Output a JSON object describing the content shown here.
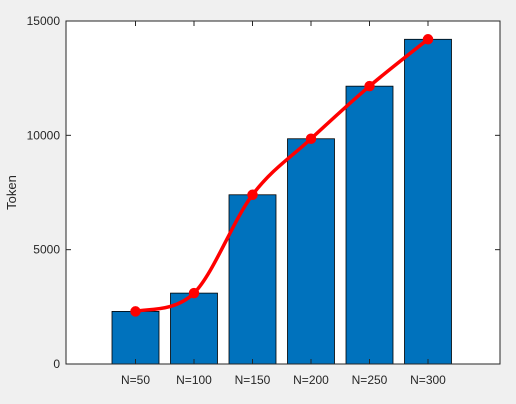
{
  "chart_data": {
    "type": "bar",
    "categories": [
      "N=50",
      "N=100",
      "N=150",
      "N=200",
      "N=250",
      "N=300"
    ],
    "series": [
      {
        "type": "bar",
        "values": [
          2300,
          3100,
          7400,
          9850,
          12150,
          14200
        ],
        "color": "#0072bd"
      },
      {
        "type": "line",
        "values": [
          2300,
          3100,
          7400,
          9850,
          12150,
          14200
        ],
        "color": "#ff0000",
        "marker": "circle"
      }
    ],
    "title": "",
    "xlabel": "",
    "ylabel": "Token",
    "ylim": [
      0,
      15000
    ],
    "yticks": [
      0,
      5000,
      10000,
      15000
    ],
    "grid": false,
    "legend": "none"
  }
}
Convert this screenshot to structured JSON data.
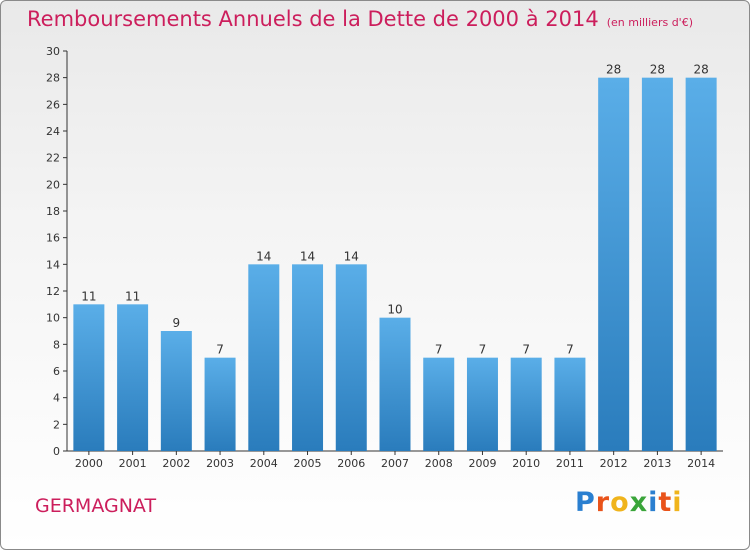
+++
> Your goal:
How many lines of these entries contain "JSON"? Answer with the number and nothing else.

> Solved exercise:
2